● **COMPITI DA SVOLGERE**
1. Nel testo su Montale, riscrivi il tratto da "Partecipò al primo" fino a "Bufera e altro." sostituendo "Firenze" con "Roma".
2. Secondo il testo su Montale, in quale anno il poeta ricevette il premio Nobel per la letteratura?

Infanzia e formazione di Montale

Eugenio Montale nacque a Genova nel 1896, frequentò le scuole tecniche che non riuscì a completare per motivi di salute.
Partecipò al primo conflitto mondiale come ufficiale di fanteria, finita la guerra si trasferì a Torino e poi a Firenze dove divenne il direttore del Gabinetto scientifico letterario Visseux (casa editrice) da cui fu cacciato perché non volle iscriversi al partito fascista.

Opere e riconoscimenti

La sua prima poesia è stata La casa dei doganieri, che ottenne anche il premio per la critica.

La sua prima raccolta fu Ossi Di Seppia a cui seguirono le Occasioni e la Bufera e altro.

Divenne direttore del Corriere della Sera ed in seguito critico musicale essendo stato da giovane un cantante lirico. Le sue ultime raccolte poetiche sono Satura, diario del ’71 e del ’72 e Quaderno di quattro anni. Fu nominato senatore a vita nel 1967 per gli alti meriti in campo letterario e nel 1975 fu insignito del premio Nobel per la letteratura. Morì a Milano nel 1981.

Temi e stile poetico

La poesia di Montale testimonia la crisi spirituale dell’uomo moderno e i temi della sconfitta dell’uomo e del dolore. Quello di Montale è un pessimismo tragico: dietro ad ogni azione dell’uomo c’è il fallimento di ogni tentativo di trovare certezze che diano un senso pieno alla vita.

Una delle caratteristiche di questo poeta è l’uso che egli fa del paesaggio, soprattutto di quello ligure a lui più familiare, e di cui rappresenta il mare, il sole, le colline, ecc. Montale per fare le sue valutazioni poetiche si serve degli oggetti ad esempio in meriggiare pallido e assorto, paragone la vita ad un muro alto con sopra cocci di vetro, per indicarne le difficoltà.

Domande da interrogazione

  1. Quali esperienze formative hanno influenzato la vita di Eugenio Montale?

[Voci di dati memorizzate]
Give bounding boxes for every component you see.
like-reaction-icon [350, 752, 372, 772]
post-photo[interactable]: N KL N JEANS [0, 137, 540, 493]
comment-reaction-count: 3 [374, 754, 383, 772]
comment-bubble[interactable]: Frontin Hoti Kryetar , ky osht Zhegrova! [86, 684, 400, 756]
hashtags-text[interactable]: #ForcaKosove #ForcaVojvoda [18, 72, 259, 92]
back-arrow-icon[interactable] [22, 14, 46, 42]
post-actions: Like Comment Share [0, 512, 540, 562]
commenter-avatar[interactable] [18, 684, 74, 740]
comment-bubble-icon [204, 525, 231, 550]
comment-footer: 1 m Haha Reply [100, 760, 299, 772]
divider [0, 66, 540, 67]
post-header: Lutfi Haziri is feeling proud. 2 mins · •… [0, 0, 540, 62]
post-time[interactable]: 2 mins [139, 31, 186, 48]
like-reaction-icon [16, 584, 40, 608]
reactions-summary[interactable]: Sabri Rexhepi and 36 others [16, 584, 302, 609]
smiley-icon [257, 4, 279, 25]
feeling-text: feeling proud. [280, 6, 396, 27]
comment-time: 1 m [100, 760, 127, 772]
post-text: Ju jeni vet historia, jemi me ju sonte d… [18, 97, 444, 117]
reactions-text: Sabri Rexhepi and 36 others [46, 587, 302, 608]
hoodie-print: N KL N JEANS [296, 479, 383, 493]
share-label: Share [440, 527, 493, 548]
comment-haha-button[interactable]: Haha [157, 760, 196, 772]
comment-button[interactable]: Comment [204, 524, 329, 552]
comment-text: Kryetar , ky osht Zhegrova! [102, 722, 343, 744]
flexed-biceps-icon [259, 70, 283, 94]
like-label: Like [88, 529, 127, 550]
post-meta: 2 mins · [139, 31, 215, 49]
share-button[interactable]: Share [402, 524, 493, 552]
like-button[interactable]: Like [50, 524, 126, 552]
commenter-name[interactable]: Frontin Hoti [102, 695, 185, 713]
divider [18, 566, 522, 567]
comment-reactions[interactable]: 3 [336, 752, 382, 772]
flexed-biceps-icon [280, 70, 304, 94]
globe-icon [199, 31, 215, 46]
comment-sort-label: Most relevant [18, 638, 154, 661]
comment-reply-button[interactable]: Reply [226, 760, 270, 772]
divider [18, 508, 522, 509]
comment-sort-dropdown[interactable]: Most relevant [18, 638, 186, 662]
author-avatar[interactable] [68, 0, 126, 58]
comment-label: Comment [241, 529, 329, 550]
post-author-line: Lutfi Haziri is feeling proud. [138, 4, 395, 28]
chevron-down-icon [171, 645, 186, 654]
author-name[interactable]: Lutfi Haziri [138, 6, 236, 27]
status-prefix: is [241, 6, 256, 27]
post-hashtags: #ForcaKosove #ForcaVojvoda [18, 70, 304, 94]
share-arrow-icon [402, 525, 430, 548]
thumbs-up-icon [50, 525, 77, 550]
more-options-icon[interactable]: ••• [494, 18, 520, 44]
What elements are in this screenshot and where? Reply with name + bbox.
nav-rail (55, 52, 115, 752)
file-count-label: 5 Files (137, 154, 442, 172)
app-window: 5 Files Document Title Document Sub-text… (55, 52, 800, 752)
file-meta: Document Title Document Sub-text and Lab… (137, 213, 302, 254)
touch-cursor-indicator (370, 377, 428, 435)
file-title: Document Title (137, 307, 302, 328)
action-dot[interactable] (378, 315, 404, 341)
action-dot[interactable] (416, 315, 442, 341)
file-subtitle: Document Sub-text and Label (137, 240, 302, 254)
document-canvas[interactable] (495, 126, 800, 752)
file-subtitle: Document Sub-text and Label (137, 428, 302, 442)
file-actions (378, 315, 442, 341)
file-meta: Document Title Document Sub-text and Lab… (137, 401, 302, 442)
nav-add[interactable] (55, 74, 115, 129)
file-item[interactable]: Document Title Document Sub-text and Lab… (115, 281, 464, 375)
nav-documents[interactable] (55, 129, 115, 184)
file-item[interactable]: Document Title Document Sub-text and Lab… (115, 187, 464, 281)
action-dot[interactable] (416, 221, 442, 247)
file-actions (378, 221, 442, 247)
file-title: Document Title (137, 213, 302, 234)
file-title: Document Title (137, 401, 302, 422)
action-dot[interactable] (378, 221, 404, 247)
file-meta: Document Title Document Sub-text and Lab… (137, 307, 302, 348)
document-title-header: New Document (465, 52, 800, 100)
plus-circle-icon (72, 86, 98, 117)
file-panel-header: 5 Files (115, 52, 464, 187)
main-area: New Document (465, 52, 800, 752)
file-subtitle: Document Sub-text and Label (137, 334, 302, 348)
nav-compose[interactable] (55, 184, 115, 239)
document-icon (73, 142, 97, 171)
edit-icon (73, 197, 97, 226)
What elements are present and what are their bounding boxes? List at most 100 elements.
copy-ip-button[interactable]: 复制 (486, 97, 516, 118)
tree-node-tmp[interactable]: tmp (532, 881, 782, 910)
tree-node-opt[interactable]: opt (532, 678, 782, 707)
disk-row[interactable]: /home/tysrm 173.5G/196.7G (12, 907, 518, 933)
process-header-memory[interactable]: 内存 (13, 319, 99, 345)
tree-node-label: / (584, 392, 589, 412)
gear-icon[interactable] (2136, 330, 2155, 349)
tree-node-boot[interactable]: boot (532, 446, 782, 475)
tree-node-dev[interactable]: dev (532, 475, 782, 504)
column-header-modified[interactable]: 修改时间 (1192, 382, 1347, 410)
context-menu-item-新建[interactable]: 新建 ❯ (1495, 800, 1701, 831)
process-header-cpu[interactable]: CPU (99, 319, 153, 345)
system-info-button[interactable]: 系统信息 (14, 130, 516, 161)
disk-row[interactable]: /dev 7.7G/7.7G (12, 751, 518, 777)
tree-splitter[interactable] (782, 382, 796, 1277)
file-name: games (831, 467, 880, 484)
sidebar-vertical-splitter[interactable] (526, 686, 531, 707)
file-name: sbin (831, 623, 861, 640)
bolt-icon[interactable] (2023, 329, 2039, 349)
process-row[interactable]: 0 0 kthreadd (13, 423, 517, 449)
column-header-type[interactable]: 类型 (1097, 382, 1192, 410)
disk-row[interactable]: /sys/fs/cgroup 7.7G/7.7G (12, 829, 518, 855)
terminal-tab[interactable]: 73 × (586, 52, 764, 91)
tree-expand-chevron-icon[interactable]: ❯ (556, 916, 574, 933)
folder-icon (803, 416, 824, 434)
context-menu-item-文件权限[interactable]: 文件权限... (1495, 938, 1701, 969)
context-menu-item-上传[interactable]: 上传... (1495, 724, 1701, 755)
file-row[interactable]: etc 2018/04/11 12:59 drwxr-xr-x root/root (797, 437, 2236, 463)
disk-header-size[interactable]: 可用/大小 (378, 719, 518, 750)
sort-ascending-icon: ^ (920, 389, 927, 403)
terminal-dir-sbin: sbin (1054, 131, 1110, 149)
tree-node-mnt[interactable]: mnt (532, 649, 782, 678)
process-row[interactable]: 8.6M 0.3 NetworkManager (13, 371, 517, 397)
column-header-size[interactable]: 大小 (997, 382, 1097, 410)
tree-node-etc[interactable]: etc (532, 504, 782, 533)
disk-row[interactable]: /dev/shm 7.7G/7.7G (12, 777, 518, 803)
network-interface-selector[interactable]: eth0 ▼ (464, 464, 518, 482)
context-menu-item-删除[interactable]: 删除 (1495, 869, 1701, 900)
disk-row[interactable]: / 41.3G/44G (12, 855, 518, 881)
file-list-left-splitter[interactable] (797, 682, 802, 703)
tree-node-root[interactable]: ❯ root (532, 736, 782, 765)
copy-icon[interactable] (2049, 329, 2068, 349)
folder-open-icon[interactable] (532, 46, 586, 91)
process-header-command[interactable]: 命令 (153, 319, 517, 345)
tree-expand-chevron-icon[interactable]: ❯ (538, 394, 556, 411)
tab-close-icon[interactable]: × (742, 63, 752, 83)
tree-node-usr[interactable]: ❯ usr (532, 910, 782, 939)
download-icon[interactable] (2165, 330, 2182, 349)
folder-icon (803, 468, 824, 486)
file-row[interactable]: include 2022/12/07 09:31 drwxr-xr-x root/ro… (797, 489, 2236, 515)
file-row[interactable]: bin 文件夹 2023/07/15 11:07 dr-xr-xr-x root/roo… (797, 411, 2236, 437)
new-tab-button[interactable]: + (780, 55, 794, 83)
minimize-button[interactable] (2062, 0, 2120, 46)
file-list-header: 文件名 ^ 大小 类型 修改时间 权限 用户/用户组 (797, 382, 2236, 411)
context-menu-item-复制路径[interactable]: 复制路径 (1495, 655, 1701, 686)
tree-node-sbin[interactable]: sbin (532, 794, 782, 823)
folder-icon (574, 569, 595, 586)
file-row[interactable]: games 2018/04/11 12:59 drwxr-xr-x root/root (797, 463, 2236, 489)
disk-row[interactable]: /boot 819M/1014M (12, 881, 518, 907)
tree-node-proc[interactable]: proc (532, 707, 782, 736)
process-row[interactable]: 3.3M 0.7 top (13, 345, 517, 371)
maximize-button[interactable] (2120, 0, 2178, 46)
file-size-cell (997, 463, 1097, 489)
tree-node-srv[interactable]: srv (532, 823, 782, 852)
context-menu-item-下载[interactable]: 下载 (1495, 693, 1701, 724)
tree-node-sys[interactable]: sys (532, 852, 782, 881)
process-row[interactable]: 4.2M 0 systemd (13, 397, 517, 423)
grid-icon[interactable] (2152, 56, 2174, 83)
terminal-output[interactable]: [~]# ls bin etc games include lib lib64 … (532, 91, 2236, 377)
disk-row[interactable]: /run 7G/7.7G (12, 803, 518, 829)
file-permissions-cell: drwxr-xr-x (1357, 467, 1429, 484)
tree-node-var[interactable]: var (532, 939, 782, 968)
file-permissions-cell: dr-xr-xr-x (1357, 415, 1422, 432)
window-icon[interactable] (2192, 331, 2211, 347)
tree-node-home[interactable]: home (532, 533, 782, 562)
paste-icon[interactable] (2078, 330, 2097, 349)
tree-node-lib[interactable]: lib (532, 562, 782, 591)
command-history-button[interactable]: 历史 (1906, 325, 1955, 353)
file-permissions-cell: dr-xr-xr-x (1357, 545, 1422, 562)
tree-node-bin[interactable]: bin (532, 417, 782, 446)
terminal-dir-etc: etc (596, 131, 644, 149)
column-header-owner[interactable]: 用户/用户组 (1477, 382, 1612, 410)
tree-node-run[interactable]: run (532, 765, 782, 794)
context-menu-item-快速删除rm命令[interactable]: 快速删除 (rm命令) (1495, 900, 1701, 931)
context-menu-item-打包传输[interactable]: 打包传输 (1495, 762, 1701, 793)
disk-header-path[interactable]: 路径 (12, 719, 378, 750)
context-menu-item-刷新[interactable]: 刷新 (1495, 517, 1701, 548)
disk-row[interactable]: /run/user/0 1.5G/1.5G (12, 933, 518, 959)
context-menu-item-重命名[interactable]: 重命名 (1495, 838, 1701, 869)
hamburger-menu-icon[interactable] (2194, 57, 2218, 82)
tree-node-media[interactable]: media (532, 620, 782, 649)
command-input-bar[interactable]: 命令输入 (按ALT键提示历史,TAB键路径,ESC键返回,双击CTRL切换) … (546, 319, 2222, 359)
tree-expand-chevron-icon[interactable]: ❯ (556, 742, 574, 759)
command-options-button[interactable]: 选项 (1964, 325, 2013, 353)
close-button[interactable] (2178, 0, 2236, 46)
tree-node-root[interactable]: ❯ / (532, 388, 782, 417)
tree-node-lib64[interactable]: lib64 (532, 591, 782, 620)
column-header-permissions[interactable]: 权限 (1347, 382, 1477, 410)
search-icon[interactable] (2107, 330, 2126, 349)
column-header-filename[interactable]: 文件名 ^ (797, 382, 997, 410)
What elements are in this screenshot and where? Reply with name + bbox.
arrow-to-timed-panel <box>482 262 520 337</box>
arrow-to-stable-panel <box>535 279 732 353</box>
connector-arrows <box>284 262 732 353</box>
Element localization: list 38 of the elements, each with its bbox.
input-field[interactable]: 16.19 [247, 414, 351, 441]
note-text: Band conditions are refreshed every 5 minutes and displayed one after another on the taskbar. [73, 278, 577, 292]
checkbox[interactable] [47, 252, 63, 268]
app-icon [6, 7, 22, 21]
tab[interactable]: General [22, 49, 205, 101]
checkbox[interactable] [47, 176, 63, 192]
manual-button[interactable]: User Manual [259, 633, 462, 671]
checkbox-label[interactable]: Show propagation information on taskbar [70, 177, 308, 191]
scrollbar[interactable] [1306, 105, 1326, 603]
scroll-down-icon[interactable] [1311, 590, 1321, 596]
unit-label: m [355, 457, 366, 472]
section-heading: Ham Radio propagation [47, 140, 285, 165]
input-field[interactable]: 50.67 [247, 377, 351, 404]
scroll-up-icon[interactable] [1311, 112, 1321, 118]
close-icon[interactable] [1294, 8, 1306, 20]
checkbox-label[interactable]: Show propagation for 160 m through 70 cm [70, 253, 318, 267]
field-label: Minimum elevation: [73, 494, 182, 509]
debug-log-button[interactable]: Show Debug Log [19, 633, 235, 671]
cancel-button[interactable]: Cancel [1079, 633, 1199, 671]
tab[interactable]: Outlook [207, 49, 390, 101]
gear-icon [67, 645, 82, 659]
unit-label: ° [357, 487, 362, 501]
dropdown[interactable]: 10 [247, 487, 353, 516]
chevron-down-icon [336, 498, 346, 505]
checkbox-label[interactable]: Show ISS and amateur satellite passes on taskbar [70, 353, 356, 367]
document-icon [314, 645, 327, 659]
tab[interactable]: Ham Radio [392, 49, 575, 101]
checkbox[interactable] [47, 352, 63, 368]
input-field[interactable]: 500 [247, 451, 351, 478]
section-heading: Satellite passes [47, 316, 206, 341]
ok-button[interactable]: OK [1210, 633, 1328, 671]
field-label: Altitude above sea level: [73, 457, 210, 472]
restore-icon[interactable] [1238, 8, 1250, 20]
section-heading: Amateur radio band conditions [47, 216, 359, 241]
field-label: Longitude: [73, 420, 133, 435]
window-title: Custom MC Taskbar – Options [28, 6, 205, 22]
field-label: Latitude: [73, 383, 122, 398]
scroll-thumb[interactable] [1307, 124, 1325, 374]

● **RISPOSTE FORNITE**
1.
Partecipò al primo conflitto mondiale come ufficiale di fanteria, finita la guerra si trasferì a Torino e poi a Roma dove divenne il direttore del Gabinetto scientifico letterario Visseux (casa editrice) da cui fu cacciato perché non volle iscriversi al partito fascista.

Opere e riconoscimenti

La sua prima poesia è stata La casa dei doganieri, che ottenne anche il premio per la critica.

La sua prima raccolta fu Ossi Di Seppia a cui seguirono le Occasioni e la Bufera e altro.

2. Nel 1975.